> WHAT THIS TASK INVOLVES
Give everything from the start of the records down to the line containing "- trace-name-z: Z: [39, 364, 50, 384]" as a JSON list of strings, one string per line, with blank lines left out.

Source data
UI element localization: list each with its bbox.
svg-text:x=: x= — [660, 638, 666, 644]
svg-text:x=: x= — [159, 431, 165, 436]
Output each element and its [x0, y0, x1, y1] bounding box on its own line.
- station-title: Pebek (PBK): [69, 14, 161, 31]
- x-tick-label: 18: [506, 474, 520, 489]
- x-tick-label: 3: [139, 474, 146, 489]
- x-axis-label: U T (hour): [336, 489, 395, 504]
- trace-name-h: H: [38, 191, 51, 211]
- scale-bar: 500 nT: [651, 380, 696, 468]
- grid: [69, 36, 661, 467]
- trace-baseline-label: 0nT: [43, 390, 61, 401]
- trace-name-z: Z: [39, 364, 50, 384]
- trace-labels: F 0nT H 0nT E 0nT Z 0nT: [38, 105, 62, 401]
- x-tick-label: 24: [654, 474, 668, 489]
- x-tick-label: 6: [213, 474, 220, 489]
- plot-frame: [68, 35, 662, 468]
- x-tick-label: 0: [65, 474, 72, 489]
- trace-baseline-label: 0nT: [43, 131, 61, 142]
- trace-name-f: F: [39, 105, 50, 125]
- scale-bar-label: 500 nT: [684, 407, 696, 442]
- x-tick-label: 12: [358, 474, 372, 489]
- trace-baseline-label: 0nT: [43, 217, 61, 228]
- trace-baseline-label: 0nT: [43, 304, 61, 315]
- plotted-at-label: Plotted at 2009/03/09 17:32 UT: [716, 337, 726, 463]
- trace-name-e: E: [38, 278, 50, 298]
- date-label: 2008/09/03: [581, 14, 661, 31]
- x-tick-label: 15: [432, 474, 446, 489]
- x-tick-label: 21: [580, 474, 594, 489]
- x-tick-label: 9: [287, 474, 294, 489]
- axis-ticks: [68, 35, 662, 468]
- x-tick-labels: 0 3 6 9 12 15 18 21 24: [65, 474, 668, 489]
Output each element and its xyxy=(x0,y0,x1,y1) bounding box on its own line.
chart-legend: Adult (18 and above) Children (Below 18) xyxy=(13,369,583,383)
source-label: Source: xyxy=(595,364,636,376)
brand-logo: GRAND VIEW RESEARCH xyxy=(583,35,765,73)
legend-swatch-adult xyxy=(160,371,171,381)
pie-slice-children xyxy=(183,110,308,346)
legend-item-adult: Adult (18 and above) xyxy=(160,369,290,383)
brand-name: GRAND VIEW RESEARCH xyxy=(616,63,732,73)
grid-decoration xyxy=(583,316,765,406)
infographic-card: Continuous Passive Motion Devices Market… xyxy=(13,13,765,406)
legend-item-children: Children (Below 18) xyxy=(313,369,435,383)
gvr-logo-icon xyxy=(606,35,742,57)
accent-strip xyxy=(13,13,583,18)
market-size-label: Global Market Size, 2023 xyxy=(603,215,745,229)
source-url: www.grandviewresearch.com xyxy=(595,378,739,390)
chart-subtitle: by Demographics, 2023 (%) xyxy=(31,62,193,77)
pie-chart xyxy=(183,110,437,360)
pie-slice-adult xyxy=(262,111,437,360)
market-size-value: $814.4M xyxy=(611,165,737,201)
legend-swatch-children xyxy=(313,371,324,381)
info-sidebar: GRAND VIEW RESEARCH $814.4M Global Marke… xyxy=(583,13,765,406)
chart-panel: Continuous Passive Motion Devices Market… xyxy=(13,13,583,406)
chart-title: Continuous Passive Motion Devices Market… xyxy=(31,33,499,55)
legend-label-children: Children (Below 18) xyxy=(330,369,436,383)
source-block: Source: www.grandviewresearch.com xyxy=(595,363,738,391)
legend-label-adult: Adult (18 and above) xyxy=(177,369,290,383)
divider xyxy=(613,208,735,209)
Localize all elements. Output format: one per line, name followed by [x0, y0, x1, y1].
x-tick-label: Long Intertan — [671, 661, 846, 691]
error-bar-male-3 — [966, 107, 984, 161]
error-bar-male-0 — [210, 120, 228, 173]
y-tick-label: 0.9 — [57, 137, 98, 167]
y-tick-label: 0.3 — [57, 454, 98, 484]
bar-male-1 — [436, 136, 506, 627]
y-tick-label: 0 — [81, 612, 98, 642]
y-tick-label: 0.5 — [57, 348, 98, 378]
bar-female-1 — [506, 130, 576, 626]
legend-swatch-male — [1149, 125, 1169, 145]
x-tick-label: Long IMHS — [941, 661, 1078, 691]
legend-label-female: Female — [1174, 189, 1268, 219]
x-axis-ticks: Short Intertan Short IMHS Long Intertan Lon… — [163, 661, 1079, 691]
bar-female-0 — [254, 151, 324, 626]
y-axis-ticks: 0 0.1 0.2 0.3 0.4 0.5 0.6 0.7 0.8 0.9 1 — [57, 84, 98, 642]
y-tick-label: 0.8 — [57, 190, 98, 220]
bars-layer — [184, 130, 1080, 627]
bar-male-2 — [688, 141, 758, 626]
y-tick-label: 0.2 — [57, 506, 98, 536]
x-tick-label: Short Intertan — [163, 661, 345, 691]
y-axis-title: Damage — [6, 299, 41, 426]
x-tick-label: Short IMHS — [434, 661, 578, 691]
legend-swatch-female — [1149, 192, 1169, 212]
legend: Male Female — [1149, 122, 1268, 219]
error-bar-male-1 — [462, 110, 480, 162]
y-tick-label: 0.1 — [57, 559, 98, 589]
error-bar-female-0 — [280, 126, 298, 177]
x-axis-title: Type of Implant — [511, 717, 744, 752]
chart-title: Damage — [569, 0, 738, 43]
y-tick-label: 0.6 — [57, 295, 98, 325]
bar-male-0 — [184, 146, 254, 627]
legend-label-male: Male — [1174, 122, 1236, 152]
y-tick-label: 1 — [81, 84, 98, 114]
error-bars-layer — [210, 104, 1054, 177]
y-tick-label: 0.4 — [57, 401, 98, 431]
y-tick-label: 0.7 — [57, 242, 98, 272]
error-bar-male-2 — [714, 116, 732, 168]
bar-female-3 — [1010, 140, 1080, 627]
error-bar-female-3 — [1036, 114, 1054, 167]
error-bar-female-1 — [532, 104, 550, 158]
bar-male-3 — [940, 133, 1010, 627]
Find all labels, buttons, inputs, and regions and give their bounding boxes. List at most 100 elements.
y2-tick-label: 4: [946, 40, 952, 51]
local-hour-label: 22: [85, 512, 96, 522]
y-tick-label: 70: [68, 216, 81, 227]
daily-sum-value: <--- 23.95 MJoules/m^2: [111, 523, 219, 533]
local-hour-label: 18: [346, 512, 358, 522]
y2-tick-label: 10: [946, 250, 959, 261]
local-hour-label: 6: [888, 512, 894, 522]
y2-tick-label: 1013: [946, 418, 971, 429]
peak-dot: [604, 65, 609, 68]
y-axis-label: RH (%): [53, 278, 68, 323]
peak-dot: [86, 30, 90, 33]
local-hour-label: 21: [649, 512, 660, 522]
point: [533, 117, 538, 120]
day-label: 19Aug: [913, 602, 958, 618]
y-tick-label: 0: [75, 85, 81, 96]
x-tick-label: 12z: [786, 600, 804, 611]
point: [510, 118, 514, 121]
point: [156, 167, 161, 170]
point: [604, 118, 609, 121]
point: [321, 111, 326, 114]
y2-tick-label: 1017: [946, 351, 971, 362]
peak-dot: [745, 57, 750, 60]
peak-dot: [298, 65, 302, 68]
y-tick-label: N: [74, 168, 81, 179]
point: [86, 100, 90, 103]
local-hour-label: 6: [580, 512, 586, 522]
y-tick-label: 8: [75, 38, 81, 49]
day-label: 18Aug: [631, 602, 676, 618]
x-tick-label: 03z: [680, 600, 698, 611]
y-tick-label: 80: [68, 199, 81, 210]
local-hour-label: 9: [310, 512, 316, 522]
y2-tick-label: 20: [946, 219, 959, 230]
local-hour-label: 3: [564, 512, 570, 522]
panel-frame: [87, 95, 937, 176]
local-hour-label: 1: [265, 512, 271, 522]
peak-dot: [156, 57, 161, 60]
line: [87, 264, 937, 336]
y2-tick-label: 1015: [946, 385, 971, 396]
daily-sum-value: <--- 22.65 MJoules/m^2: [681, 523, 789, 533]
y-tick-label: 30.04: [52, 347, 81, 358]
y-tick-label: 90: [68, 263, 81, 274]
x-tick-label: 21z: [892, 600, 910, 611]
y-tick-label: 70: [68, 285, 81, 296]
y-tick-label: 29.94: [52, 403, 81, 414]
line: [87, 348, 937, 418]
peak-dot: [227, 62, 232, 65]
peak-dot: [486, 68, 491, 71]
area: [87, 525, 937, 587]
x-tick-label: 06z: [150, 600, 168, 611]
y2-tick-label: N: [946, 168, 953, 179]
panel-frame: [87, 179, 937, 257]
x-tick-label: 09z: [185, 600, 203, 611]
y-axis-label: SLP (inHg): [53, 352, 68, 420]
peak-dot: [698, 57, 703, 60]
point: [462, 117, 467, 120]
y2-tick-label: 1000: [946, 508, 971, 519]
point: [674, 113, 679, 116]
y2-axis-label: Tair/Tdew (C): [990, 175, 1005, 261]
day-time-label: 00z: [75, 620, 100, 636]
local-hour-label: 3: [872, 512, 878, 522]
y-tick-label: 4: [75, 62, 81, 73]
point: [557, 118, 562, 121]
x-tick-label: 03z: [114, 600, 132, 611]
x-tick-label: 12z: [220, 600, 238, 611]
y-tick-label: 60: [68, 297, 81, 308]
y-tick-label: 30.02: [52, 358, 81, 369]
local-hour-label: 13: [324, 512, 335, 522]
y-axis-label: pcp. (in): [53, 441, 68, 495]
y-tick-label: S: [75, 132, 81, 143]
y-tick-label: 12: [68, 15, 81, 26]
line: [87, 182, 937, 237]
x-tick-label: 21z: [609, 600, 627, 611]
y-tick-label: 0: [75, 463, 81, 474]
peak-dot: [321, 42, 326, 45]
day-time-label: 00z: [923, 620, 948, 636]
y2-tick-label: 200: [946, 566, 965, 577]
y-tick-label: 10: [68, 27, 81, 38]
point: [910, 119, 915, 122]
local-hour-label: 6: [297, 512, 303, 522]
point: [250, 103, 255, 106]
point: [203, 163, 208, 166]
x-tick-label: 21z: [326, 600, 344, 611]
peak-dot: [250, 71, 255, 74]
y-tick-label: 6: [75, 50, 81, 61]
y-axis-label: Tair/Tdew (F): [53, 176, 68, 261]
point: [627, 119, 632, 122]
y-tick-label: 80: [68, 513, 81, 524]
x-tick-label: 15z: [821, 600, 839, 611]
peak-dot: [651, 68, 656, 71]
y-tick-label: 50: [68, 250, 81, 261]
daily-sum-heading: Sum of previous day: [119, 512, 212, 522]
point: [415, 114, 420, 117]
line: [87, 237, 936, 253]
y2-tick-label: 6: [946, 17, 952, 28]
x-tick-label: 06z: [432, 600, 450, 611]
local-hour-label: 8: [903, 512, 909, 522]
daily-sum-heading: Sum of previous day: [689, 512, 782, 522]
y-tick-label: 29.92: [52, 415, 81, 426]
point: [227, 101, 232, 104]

> OUTPUT BELOW
[
  "UI element localization: list each with its bbox.",
  "svg-text:x=: x= — [660, 638, 666, 644]",
  "svg-text:x=: x= — [159, 431, 165, 436]",
  "Output each element and its [x0, y0, x1, y1] bounding box on its own line.",
  "- station-title: Pebek (PBK): [69, 14, 161, 31]",
  "- x-tick-label: 18: [506, 474, 520, 489]",
  "- x-tick-label: 3: [139, 474, 146, 489]",
  "- x-axis-label: U T (hour): [336, 489, 395, 504]",
  "- trace-name-h: H: [38, 191, 51, 211]",
  "- scale-bar: 500 nT: [651, 380, 696, 468]",
  "- grid: [69, 36, 661, 467]",
  "- trace-baseline-label: 0nT: [43, 390, 61, 401]",
  "- trace-name-z: Z: [39, 364, 50, 384]"
]